● AIM OF THE EXERCISE: Entries follow. Set all of them down as they stand.

● RECORDS:
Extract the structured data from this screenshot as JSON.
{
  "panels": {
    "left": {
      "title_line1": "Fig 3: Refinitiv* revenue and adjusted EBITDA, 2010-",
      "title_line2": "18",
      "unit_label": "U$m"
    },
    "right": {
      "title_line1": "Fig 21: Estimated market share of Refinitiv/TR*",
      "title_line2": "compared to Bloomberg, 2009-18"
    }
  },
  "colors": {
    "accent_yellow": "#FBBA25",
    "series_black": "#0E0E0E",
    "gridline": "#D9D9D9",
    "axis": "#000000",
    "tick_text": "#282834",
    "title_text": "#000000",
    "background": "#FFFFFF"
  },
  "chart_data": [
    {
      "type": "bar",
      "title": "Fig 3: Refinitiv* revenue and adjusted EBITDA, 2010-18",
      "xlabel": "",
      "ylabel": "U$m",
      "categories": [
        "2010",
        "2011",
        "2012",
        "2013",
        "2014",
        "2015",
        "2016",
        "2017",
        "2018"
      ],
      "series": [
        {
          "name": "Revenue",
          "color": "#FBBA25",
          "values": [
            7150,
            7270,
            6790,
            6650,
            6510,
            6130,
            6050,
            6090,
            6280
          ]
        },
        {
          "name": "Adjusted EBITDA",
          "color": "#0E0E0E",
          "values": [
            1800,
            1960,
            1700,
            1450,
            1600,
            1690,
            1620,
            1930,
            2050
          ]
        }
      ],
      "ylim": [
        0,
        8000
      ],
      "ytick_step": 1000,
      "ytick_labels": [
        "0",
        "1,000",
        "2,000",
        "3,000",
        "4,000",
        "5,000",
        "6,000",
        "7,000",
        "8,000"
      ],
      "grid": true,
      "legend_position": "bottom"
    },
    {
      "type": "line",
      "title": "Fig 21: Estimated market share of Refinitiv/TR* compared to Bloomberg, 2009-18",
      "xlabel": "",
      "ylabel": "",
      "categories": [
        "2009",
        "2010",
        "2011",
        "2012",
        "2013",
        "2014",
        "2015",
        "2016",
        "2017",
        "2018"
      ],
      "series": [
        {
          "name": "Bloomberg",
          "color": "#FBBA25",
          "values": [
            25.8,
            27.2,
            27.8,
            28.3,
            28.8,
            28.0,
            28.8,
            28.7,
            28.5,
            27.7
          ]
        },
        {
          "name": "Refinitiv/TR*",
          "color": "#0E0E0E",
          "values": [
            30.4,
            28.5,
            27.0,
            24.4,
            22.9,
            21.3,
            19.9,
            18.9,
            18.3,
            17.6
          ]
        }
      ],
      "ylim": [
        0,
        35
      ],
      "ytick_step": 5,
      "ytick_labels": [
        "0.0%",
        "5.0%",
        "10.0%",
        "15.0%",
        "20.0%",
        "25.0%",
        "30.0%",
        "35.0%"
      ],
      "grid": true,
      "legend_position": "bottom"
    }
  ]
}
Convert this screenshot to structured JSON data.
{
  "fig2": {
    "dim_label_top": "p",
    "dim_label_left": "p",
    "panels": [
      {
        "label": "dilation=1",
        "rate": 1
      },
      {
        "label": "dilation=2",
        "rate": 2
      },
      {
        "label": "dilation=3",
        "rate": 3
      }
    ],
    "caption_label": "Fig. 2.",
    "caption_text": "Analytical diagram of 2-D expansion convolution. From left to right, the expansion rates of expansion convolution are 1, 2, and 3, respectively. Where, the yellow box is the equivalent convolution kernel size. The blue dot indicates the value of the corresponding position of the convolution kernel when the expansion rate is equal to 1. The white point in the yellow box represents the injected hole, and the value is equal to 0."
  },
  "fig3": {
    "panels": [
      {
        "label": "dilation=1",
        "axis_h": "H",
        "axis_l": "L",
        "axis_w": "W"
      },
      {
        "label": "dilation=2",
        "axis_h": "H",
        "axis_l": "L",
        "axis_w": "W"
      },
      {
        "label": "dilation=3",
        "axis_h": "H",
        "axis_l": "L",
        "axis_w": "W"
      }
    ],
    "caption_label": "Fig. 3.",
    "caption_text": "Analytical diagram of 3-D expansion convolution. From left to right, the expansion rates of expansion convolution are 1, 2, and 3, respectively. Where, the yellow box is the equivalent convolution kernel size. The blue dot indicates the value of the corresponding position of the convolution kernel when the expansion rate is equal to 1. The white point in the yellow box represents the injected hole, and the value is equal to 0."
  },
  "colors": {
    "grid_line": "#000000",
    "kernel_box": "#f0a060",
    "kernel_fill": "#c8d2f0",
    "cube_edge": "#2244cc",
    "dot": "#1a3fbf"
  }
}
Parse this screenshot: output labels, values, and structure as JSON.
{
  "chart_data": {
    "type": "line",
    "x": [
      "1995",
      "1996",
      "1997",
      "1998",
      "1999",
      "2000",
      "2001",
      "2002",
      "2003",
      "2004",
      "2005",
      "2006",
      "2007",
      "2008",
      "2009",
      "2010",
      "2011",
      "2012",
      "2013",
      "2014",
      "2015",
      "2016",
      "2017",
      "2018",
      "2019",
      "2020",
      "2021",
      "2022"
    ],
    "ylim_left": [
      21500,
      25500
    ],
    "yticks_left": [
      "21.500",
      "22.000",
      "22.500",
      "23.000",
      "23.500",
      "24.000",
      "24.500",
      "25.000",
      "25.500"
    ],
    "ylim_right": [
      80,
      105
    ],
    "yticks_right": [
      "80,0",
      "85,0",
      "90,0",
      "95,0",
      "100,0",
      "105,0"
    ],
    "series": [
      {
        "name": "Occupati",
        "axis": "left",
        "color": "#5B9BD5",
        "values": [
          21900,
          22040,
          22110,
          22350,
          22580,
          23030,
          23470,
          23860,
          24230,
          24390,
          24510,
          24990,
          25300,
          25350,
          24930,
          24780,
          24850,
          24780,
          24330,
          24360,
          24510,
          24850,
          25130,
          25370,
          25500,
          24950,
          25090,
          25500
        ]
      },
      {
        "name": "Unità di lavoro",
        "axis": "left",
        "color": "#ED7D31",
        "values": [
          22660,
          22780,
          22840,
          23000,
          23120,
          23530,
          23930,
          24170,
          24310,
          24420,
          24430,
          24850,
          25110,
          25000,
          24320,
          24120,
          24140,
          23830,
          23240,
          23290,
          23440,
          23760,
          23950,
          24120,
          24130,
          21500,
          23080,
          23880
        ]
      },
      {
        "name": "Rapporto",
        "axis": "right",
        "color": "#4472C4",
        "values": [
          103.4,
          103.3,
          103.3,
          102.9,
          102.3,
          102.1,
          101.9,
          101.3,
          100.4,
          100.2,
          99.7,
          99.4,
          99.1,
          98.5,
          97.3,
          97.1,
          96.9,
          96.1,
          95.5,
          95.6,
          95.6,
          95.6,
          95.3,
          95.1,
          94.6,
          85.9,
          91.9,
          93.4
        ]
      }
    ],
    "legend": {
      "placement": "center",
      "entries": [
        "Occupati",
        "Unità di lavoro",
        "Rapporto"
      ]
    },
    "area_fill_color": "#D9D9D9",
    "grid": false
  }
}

● SOLUTION FOR THIS PROBLEM:
Extract the structured data from this screenshot as JSON.
{
  "panels": {
    "left": {
      "title_line1": "Fig 3: Refinitiv* revenue and adjusted EBITDA, 2010-",
      "title_line2": "18",
      "unit_label": "U$m"
    },
    "right": {
      "title_line1": "Fig 21: Estimated market share of Refinitiv/TR*",
      "title_line2": "compared to Bloomberg, 2009-18"
    }
  },
  "colors": {
    "accent_yellow": "#FBBA25",
    "series_black": "#0E0E0E",
    "gridline": "#D9D9D9",
    "axis": "#000000",
    "tick_text": "#282834",
    "title_text": "#000000",
    "background": "#FFFFFF"
  },
  "chart_data": [
    {
      "type": "bar",
      "title": "Fig 3: Refinitiv* revenue and adjusted EBITDA, 2010-18",
      "xlabel": "",
      "ylabel": "U$m",
      "categories": [
        "2010",
        "2011",
        "2012",
        "2013",
        "2014",
        "2015",
        "2016",
        "2017",
        "2018"
      ],
      "series": [
        {
          "name": "Revenue",
          "color": "#FBBA25",
          "values": [
            7150,
            7270,
            6790,
            6650,
            6510,
            6130,
            6050,
            6090,
            6280
          ]
        },
        {
          "name": "Adjusted EBITDA",
          "color": "#0E0E0E",
          "values": [
            1800,
            1960,
            1700,
            1450,
            1600,
            1690,
            1620,
            1930,
            2050
          ]
        }
      ],
      "ylim": [
        0,
        8000
      ],
      "ytick_step": 1000,
      "ytick_labels": [
        "0",
        "1,000",
        "2,000",
        "3,000",
        "4,000",
        "5,000",
        "6,000",
        "7,000",
        "8,000"
      ],
      "grid": true,
      "legend_position": "bottom"
    },
    {
      "type": "line",
      "title": "Fig 21: Estimated market share of Refinitiv/TR* compared to Bloomberg, 2009-18",
      "xlabel": "",
      "ylabel": "",
      "categories": [
        "2009",
        "2010",
        "2011",
        "2012",
        "2013",
        "2014",
        "2015",
        "2016",
        "2017",
        "2018"
      ],
      "series": [
        {
          "name": "Bloomberg",
          "color": "#FBBA25",
          "values": [
            25.8,
            27.2,
            27.8,
            28.3,
            28.8,
            28.0,
            28.8,
            28.7,
            28.5,
            27.7
          ]
        },
        {
          "name": "Refinitiv/TR*",
          "color": "#0E0E0E",
          "values": [
            30.4,
            28.5,
            27.0,
            24.4,
            22.9,
            21.3,
            19.9,
            18.9,
            18.3,
            17.6
          ]
        }
      ],
      "ylim": [
        0,
        35
      ],
      "ytick_step": 5,
      "ytick_labels": [
        "0.0%",
        "5.0%",
        "10.0%",
        "15.0%",
        "20.0%",
        "25.0%",
        "30.0%",
        "35.0%"
      ],
      "grid": true,
      "legend_position": "bottom"
    }
  ]
}
Convert this screenshot to structured JSON data.
{
  "fig2": {
    "dim_label_top": "p",
    "dim_label_left": "p",
    "panels": [
      {
        "label": "dilation=1",
        "rate": 1
      },
      {
        "label": "dilation=2",
        "rate": 2
      },
      {
        "label": "dilation=3",
        "rate": 3
      }
    ],
    "caption_label": "Fig. 2.",
    "caption_text": "Analytical diagram of 2-D expansion convolution. From left to right, the expansion rates of expansion convolution are 1, 2, and 3, respectively. Where, the yellow box is the equivalent convolution kernel size. The blue dot indicates the value of the corresponding position of the convolution kernel when the expansion rate is equal to 1. The white point in the yellow box represents the injected hole, and the value is equal to 0."
  },
  "fig3": {
    "panels": [
      {
        "label": "dilation=1",
        "axis_h": "H",
        "axis_l": "L",
        "axis_w": "W"
      },
      {
        "label": "dilation=2",
        "axis_h": "H",
        "axis_l": "L",
        "axis_w": "W"
      },
      {
        "label": "dilation=3",
        "axis_h": "H",
        "axis_l": "L",
        "axis_w": "W"
      }
    ],
    "caption_label": "Fig. 3.",
    "caption_text": "Analytical diagram of 3-D expansion convolution. From left to right, the expansion rates of expansion convolution are 1, 2, and 3, respectively. Where, the yellow box is the equivalent convolution kernel size. The blue dot indicates the value of the corresponding position of the convolution kernel when the expansion rate is equal to 1. The white point in the yellow box represents the injected hole, and the value is equal to 0."
  },
  "colors": {
    "grid_line": "#000000",
    "kernel_box": "#f0a060",
    "kernel_fill": "#c8d2f0",
    "cube_edge": "#2244cc",
    "dot": "#1a3fbf"
  }
}
Parse this screenshot: output labels, values, and structure as JSON.
{
  "chart_data": {
    "type": "line",
    "x": [
      "1995",
      "1996",
      "1997",
      "1998",
      "1999",
      "2000",
      "2001",
      "2002",
      "2003",
      "2004",
      "2005",
      "2006",
      "2007",
      "2008",
      "2009",
      "2010",
      "2011",
      "2012",
      "2013",
      "2014",
      "2015",
      "2016",
      "2017",
      "2018",
      "2019",
      "2020",
      "2021",
      "2022"
    ],
    "ylim_left": [
      21500,
      25500
    ],
    "yticks_left": [
      "21.500",
      "22.000",
      "22.500",
      "23.000",
      "23.500",
      "24.000",
      "24.500",
      "25.000",
      "25.500"
    ],
    "ylim_right": [
      80,
      105
    ],
    "yticks_right": [
      "80,0",
      "85,0",
      "90,0",
      "95,0",
      "100,0",
      "105,0"
    ],
    "series": [
      {
        "name": "Occupati",
        "axis": "left",
        "color": "#5B9BD5",
        "values": [
          21900,
          22040,
          22110,
          22350,
          22580,
          23030,
          23470,
          23860,
          24230,
          24390,
          24510,
          24990,
          25300,
          25350,
          24930,
          24780,
          24850,
          24780,
          24330,
          24360,
          24510,
          24850,
          25130,
          25370,
          25500,
          24950,
          25090,
          25500
        ]
      },
      {
        "name": "Unità di lavoro",
        "axis": "left",
        "color": "#ED7D31",
        "values": [
          22660,
          22780,
          22840,
          23000,
          23120,
          23530,
          23930,
          24170,
          24310,
          24420,
          24430,
          24850,
          25110,
          25000,
          24320,
          24120,
          24140,
          23830,
          23240,
          23290,
          23440,
          23760,
          23950,
          24120,
          24130,
          21500,
          23080,
          23880
        ]
      },
      {
        "name": "Rapporto",
        "axis": "right",
        "color": "#4472C4",
        "values": [
          103.4,
          103.3,
          103.3,
          102.9,
          102.3,
          102.1,
          101.9,
          101.3,
          100.4,
          100.2,
          99.7,
          99.4,
          99.1,
          98.5,
          97.3,
          97.1,
          96.9,
          96.1,
          95.5,
          95.6,
          95.6,
          95.6,
          95.3,
          95.1,
          94.6,
          85.9,
          91.9,
          93.4
        ]
      }
    ],
    "legend": {
      "placement": "center",
      "entries": [
        "Occupati",
        "Unità di lavoro",
        "Rapporto"
      ]
    },
    "area_fill_color": "#D9D9D9",
    "grid": false
  }
}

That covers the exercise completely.